* **AIM**
Repeat the material exactly, every line of it.

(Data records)
##########

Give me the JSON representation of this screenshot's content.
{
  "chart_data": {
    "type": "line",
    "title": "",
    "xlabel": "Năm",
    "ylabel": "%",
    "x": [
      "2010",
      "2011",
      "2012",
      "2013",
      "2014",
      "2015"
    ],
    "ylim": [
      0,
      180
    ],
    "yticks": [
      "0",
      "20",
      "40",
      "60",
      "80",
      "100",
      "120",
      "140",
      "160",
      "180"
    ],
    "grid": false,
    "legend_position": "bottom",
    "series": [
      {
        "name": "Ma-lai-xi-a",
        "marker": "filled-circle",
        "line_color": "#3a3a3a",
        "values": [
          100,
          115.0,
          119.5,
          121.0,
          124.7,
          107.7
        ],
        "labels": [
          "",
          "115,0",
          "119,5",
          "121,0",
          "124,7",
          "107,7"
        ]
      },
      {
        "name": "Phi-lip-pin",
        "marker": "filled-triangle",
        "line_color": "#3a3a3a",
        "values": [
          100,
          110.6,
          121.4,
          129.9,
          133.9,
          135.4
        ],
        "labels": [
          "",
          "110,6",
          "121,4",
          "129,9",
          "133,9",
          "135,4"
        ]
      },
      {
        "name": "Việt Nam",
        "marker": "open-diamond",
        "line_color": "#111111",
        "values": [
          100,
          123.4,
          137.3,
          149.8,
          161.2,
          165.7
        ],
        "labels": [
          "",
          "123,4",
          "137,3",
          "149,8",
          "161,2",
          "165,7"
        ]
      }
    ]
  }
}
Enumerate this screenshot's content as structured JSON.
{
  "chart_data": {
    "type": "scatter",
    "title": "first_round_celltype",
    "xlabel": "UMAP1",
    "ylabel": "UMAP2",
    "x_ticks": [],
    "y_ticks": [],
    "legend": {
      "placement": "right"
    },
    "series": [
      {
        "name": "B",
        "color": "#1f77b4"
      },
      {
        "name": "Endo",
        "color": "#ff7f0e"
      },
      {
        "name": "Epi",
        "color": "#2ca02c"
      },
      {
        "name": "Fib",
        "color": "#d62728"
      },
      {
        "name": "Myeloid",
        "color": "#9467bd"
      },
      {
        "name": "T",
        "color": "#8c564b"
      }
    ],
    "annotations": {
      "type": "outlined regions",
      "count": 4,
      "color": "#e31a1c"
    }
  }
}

##########

* **SOLUTION**
Give me the JSON representation of this screenshot's content.
{
  "chart_data": {
    "type": "line",
    "title": "",
    "xlabel": "Năm",
    "ylabel": "%",
    "x": [
      "2010",
      "2011",
      "2012",
      "2013",
      "2014",
      "2015"
    ],
    "ylim": [
      0,
      180
    ],
    "yticks": [
      "0",
      "20",
      "40",
      "60",
      "80",
      "100",
      "120",
      "140",
      "160",
      "180"
    ],
    "grid": false,
    "legend_position": "bottom",
    "series": [
      {
        "name": "Ma-lai-xi-a",
        "marker": "filled-circle",
        "line_color": "#3a3a3a",
        "values": [
          100,
          115.0,
          119.5,
          121.0,
          124.7,
          107.7
        ],
        "labels": [
          "",
          "115,0",
          "119,5",
          "121,0",
          "124,7",
          "107,7"
        ]
      },
      {
        "name": "Phi-lip-pin",
        "marker": "filled-triangle",
        "line_color": "#3a3a3a",
        "values": [
          100,
          110.6,
          121.4,
          129.9,
          133.9,
          135.4
        ],
        "labels": [
          "",
          "110,6",
          "121,4",
          "129,9",
          "133,9",
          "135,4"
        ]
      },
      {
        "name": "Việt Nam",
        "marker": "open-diamond",
        "line_color": "#111111",
        "values": [
          100,
          123.4,
          137.3,
          149.8,
          161.2,
          165.7
        ],
        "labels": [
          "",
          "123,4",
          "137,3",
          "149,8",
          "161,2",
          "165,7"
        ]
      }
    ]
  }
}
Enumerate this screenshot's content as structured JSON.
{
  "chart_data": {
    "type": "scatter",
    "title": "first_round_celltype",
    "xlabel": "UMAP1",
    "ylabel": "UMAP2",
    "x_ticks": [],
    "y_ticks": [],
    "legend": {
      "placement": "right"
    },
    "series": [
      {
        "name": "B",
        "color": "#1f77b4"
      },
      {
        "name": "Endo",
        "color": "#ff7f0e"
      },
      {
        "name": "Epi",
        "color": "#2ca02c"
      },
      {
        "name": "Fib",
        "color": "#d62728"
      },
      {
        "name": "Myeloid",
        "color": "#9467bd"
      },
      {
        "name": "T",
        "color": "#8c564b"
      }
    ],
    "annotations": {
      "type": "outlined regions",
      "count": 4,
      "color": "#e31a1c"
    }
  }
}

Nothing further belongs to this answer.